Task:
Quote each record exactly, please, leaving none out.

BEGIN Data for this exercise

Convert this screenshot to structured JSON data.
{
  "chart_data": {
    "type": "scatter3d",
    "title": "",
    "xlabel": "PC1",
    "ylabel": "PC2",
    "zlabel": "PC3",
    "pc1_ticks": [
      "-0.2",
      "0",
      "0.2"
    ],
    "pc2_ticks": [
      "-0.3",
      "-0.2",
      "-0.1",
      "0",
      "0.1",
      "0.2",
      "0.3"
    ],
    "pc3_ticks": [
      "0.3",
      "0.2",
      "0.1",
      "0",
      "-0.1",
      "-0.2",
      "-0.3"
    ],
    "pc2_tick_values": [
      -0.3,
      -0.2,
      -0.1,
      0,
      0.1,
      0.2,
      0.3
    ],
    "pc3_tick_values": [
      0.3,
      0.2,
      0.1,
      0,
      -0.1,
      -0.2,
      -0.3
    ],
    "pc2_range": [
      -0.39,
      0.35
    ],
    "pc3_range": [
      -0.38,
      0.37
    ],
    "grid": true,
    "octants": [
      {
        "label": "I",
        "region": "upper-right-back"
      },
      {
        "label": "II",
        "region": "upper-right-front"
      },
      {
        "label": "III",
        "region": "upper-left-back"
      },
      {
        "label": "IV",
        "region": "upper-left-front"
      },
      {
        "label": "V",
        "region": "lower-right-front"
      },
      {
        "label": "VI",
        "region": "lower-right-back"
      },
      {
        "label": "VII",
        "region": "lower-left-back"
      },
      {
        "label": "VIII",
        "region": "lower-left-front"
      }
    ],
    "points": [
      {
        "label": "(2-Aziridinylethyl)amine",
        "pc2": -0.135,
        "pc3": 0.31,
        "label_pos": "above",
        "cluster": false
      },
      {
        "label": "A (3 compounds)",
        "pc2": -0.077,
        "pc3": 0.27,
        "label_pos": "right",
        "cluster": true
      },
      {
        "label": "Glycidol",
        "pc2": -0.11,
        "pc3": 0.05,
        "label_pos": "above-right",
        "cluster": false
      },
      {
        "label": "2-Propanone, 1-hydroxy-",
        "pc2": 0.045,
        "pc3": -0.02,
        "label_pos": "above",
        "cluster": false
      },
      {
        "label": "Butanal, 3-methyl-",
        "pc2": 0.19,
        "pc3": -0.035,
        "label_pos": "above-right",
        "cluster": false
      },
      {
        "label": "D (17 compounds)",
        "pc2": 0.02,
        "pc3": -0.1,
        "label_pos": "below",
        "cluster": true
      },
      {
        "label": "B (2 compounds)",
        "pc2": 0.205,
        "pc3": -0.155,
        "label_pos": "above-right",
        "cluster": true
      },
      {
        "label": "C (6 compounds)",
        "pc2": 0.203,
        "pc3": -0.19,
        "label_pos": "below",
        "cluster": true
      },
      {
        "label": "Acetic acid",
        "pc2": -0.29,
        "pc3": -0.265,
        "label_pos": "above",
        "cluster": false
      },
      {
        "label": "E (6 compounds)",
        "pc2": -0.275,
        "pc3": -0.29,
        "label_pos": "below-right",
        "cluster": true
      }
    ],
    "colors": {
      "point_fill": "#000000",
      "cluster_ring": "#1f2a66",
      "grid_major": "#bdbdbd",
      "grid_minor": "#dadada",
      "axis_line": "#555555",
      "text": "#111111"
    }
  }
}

END Data for this exercise

Task response:
Convert this screenshot to structured JSON data.
{
  "chart_data": {
    "type": "scatter3d",
    "title": "",
    "xlabel": "PC1",
    "ylabel": "PC2",
    "zlabel": "PC3",
    "pc1_ticks": [
      "-0.2",
      "0",
      "0.2"
    ],
    "pc2_ticks": [
      "-0.3",
      "-0.2",
      "-0.1",
      "0",
      "0.1",
      "0.2",
      "0.3"
    ],
    "pc3_ticks": [
      "0.3",
      "0.2",
      "0.1",
      "0",
      "-0.1",
      "-0.2",
      "-0.3"
    ],
    "pc2_tick_values": [
      -0.3,
      -0.2,
      -0.1,
      0,
      0.1,
      0.2,
      0.3
    ],
    "pc3_tick_values": [
      0.3,
      0.2,
      0.1,
      0,
      -0.1,
      -0.2,
      -0.3
    ],
    "pc2_range": [
      -0.39,
      0.35
    ],
    "pc3_range": [
      -0.38,
      0.37
    ],
    "grid": true,
    "octants": [
      {
        "label": "I",
        "region": "upper-right-back"
      },
      {
        "label": "II",
        "region": "upper-right-front"
      },
      {
        "label": "III",
        "region": "upper-left-back"
      },
      {
        "label": "IV",
        "region": "upper-left-front"
      },
      {
        "label": "V",
        "region": "lower-right-front"
      },
      {
        "label": "VI",
        "region": "lower-right-back"
      },
      {
        "label": "VII",
        "region": "lower-left-back"
      },
      {
        "label": "VIII",
        "region": "lower-left-front"
      }
    ],
    "points": [
      {
        "label": "(2-Aziridinylethyl)amine",
        "pc2": -0.135,
        "pc3": 0.31,
        "label_pos": "above",
        "cluster": false
      },
      {
        "label": "A (3 compounds)",
        "pc2": -0.077,
        "pc3": 0.27,
        "label_pos": "right",
        "cluster": true
      },
      {
        "label": "Glycidol",
        "pc2": -0.11,
        "pc3": 0.05,
        "label_pos": "above-right",
        "cluster": false
      },
      {
        "label": "2-Propanone, 1-hydroxy-",
        "pc2": 0.045,
        "pc3": -0.02,
        "label_pos": "above",
        "cluster": false
      },
      {
        "label": "Butanal, 3-methyl-",
        "pc2": 0.19,
        "pc3": -0.035,
        "label_pos": "above-right",
        "cluster": false
      },
      {
        "label": "D (17 compounds)",
        "pc2": 0.02,
        "pc3": -0.1,
        "label_pos": "below",
        "cluster": true
      },
      {
        "label": "B (2 compounds)",
        "pc2": 0.205,
        "pc3": -0.155,
        "label_pos": "above-right",
        "cluster": true
      },
      {
        "label": "C (6 compounds)",
        "pc2": 0.203,
        "pc3": -0.19,
        "label_pos": "below",
        "cluster": true
      },
      {
        "label": "Acetic acid",
        "pc2": -0.29,
        "pc3": -0.265,
        "label_pos": "above",
        "cluster": false
      },
      {
        "label": "E (6 compounds)",
        "pc2": -0.275,
        "pc3": -0.29,
        "label_pos": "below-right",
        "cluster": true
      }
    ],
    "colors": {
      "point_fill": "#000000",
      "cluster_ring": "#1f2a66",
      "grid_major": "#bdbdbd",
      "grid_minor": "#dadada",
      "axis_line": "#555555",
      "text": "#111111"
    }
  }
}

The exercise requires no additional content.